Goal
Examine each line of the data. Copy those that contain the string "放松训练".

+++ Stored data

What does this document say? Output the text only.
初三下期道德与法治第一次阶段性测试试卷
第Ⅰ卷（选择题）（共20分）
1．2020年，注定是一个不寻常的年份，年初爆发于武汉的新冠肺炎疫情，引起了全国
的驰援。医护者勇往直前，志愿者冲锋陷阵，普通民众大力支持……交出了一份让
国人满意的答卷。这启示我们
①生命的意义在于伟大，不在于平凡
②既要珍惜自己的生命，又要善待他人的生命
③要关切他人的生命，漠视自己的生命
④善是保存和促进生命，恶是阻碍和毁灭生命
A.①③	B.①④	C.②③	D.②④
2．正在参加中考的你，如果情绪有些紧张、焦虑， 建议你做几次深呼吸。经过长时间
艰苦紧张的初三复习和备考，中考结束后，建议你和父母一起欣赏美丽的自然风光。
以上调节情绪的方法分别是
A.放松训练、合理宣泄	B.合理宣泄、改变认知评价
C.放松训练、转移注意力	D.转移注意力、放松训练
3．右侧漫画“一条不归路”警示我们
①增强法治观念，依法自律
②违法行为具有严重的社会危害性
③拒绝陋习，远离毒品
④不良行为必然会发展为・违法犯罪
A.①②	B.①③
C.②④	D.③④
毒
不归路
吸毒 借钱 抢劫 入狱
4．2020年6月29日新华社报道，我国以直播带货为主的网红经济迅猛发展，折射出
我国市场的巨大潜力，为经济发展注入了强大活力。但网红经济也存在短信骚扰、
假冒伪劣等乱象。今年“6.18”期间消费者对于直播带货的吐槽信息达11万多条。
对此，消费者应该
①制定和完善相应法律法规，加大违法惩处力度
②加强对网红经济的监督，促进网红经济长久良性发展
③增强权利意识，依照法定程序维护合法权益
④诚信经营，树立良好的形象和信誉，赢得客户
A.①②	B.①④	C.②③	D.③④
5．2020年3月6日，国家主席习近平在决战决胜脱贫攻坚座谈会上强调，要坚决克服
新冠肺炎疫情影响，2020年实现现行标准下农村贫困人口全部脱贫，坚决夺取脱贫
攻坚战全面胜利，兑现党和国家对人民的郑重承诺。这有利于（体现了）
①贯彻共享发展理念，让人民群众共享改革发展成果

++++++

Solution to the exercise
A.放松训练、合理宣泄	B.合理宣泄、改变认知评价
C.放松训练、转移注意力	D.转移注意力、放松训练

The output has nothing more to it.